Problem: Find the lines holding the string "هوشیاری" in the data, then copy all of them.
--- Start Material for the task ---
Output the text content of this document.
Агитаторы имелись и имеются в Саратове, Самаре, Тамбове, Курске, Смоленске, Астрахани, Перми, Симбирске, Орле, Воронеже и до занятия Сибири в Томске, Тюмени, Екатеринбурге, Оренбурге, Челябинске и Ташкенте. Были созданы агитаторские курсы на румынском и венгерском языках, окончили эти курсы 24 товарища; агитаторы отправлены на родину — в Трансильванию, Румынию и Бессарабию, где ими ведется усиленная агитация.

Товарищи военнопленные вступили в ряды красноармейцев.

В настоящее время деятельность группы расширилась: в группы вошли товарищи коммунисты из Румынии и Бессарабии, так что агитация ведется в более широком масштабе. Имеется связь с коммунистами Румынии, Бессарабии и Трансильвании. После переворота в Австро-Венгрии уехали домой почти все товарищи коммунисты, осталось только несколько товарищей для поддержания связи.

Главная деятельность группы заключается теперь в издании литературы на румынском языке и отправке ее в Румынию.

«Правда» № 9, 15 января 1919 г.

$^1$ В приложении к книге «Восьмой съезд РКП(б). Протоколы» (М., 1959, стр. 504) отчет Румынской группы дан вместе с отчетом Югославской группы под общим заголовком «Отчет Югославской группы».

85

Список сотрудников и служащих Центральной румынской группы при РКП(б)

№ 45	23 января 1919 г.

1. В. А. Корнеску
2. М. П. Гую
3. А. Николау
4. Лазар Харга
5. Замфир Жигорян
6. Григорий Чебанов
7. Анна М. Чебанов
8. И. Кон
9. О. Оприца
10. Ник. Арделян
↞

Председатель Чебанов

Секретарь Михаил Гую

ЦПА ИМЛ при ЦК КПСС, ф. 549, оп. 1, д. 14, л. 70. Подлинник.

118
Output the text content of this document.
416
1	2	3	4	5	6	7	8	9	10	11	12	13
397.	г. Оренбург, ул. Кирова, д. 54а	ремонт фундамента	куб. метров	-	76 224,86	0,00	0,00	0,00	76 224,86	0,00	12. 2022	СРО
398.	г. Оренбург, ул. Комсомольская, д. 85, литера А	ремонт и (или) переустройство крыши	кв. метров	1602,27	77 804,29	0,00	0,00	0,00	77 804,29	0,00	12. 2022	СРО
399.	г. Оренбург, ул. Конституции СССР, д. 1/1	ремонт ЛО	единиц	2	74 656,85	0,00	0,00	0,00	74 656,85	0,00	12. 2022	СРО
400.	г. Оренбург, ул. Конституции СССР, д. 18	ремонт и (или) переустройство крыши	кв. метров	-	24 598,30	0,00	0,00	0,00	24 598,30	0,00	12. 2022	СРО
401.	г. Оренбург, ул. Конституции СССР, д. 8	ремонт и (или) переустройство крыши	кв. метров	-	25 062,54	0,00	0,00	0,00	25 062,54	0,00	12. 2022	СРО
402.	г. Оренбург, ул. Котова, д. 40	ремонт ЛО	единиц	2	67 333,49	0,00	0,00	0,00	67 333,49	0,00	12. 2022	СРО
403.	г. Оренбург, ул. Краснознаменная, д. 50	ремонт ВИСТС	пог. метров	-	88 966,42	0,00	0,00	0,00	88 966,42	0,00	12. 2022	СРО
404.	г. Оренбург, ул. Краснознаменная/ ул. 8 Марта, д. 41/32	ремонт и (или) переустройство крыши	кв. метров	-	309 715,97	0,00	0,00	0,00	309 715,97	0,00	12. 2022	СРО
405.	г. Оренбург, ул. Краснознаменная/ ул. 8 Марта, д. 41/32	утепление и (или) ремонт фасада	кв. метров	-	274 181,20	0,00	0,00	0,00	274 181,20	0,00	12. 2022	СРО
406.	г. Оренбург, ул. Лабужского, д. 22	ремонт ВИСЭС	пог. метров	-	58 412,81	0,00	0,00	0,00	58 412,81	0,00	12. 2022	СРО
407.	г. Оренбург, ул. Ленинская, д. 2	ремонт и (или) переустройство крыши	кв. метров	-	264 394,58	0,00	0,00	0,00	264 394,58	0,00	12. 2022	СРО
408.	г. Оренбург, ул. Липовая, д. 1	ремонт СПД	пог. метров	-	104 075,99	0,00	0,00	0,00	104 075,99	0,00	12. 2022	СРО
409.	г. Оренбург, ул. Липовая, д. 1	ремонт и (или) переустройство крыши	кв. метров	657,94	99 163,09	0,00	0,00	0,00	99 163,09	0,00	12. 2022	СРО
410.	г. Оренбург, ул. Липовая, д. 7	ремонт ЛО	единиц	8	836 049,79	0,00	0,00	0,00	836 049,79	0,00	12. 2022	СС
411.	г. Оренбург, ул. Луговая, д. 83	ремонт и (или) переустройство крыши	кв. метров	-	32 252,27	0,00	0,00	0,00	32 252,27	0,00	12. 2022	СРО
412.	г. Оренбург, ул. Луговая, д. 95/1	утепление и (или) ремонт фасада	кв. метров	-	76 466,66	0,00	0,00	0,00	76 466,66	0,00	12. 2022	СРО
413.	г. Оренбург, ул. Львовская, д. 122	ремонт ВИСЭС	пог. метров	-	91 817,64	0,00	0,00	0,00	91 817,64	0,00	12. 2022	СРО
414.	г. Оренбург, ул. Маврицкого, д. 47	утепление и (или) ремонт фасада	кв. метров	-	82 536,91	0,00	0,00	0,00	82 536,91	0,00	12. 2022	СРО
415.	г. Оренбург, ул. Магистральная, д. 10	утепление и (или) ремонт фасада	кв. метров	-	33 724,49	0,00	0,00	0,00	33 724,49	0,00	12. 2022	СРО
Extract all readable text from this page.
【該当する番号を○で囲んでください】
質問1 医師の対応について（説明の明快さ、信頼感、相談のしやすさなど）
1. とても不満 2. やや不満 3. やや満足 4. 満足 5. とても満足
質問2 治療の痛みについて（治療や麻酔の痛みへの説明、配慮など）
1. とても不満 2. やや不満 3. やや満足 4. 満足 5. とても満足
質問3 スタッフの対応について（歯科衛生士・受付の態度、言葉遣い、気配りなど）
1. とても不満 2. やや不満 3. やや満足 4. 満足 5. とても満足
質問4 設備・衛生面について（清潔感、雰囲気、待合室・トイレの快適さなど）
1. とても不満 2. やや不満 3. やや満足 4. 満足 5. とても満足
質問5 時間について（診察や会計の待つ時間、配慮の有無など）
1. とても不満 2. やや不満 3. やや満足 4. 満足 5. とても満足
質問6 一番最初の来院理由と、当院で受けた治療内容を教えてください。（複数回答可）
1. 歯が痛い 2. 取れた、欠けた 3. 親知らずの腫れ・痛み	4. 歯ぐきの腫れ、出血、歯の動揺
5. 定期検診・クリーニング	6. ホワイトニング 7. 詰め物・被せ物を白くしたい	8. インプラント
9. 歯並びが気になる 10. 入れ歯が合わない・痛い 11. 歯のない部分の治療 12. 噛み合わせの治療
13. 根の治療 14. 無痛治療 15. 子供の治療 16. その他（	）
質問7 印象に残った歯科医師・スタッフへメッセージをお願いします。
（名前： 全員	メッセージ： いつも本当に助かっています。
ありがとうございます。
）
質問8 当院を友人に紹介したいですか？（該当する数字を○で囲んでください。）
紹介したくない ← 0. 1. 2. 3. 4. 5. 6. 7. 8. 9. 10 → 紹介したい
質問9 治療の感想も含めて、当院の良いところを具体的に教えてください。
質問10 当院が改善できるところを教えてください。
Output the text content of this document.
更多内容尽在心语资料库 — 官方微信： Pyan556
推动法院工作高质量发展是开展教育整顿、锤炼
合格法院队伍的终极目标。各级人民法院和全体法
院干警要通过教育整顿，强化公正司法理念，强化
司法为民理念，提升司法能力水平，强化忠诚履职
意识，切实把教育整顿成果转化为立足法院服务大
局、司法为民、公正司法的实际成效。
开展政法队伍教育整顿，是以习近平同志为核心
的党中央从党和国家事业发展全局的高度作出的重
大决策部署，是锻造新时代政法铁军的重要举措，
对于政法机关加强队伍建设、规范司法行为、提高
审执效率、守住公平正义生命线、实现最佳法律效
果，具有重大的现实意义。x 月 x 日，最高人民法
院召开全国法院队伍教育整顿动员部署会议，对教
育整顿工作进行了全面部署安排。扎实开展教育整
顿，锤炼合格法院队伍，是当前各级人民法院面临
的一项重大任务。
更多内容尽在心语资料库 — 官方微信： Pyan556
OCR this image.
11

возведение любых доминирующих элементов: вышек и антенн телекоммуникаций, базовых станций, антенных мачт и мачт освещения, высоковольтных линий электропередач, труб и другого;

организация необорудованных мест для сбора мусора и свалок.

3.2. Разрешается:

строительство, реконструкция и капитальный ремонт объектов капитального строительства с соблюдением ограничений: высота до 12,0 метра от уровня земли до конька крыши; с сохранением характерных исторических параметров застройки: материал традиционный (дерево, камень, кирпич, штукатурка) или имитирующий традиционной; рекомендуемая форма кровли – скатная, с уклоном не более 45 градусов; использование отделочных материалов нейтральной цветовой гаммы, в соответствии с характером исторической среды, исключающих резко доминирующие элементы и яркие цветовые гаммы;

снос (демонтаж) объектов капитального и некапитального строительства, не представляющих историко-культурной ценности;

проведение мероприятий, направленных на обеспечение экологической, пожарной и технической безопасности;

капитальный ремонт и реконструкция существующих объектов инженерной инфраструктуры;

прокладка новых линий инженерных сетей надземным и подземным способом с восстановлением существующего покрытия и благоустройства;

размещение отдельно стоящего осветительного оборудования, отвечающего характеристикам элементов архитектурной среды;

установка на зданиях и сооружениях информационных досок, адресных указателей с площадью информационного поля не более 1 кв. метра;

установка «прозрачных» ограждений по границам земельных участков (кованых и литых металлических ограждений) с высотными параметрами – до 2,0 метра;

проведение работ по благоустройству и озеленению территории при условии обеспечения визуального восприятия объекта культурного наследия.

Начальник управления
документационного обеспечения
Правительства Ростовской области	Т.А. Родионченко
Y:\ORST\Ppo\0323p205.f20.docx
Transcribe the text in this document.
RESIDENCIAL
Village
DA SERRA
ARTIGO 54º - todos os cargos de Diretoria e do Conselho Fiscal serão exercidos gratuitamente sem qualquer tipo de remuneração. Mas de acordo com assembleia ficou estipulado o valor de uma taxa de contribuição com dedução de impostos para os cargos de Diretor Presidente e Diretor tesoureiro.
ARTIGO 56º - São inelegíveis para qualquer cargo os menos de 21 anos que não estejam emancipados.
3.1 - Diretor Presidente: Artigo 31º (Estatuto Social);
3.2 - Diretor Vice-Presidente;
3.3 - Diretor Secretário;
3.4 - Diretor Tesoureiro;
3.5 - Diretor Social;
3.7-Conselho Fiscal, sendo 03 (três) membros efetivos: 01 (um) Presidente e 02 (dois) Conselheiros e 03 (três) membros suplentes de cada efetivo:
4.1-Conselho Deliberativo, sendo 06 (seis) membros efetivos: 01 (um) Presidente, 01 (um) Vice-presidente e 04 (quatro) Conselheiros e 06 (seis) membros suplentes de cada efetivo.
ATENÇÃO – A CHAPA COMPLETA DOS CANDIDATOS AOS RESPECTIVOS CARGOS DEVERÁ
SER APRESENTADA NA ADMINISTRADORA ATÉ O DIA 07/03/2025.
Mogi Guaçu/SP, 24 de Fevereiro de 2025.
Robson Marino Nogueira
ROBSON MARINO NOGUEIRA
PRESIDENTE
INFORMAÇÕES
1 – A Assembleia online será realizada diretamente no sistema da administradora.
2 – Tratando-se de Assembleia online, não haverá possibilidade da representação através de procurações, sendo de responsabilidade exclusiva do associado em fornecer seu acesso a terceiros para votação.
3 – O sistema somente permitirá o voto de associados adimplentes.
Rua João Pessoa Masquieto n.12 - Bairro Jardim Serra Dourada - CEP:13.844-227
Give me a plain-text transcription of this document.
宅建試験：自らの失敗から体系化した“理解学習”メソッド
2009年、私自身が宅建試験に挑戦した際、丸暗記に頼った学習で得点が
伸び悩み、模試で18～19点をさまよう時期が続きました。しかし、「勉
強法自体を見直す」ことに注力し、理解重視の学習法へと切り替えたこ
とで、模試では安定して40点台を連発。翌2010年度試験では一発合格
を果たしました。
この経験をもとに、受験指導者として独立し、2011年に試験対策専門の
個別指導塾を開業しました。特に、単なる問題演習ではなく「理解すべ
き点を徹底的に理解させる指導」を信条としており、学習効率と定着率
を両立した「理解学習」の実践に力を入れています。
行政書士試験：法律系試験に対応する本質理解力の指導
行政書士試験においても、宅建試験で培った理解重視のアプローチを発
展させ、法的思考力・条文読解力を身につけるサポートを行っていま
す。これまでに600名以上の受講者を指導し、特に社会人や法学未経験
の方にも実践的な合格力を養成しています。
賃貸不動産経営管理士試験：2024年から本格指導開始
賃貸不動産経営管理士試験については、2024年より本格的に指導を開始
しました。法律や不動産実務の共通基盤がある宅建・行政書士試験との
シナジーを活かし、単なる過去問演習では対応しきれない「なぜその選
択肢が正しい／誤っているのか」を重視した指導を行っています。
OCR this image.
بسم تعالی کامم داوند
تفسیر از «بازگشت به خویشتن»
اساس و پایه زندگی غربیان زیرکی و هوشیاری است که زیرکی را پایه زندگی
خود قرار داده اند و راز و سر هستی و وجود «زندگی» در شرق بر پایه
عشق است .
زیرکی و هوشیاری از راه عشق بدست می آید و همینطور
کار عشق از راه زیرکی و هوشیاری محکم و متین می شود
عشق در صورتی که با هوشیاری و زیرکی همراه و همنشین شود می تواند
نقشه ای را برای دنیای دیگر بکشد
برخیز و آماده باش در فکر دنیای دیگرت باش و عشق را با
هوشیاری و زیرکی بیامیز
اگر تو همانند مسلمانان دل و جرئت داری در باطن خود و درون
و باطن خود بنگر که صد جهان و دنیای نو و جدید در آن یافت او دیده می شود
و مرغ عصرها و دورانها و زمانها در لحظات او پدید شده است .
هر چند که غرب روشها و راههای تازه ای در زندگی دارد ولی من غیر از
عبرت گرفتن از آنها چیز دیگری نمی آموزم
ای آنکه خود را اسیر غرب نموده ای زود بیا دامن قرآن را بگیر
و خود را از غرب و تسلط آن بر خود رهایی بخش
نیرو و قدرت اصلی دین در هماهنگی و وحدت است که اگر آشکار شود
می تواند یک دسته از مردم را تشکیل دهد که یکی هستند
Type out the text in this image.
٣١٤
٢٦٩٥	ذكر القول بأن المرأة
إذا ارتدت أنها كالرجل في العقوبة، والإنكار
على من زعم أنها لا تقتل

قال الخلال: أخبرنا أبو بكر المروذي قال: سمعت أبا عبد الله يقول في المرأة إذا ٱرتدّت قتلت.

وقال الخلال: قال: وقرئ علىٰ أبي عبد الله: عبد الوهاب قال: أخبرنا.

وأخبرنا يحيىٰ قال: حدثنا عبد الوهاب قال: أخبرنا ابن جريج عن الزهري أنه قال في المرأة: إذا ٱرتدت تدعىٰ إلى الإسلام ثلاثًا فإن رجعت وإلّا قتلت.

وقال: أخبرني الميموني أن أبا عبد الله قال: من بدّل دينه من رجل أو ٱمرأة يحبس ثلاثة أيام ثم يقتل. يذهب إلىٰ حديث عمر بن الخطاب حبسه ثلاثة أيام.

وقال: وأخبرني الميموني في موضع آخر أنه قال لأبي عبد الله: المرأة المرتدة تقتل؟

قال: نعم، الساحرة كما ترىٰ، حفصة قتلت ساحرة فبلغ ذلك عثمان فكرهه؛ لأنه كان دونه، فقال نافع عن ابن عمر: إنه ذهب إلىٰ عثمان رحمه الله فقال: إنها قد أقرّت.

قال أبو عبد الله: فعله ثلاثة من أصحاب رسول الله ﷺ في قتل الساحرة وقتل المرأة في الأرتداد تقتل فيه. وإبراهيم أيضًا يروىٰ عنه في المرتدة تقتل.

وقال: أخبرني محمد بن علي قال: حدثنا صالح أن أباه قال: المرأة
--- End Material for the task ---
Full response:
اساس و پایه زندگی غربیان زیرکی و هوشیاری است که زیرکی را پایه زندگی
زیرکی و هوشیاری از راه عشق بدست می آید و همینطور
کار عشق از راه زیرکی و هوشیاری محکم و متین می شود
عشق در صورتی که با هوشیاری و زیرکی همراه و همنشین شود می تواند
هوشیاری و زیرکی بیامیز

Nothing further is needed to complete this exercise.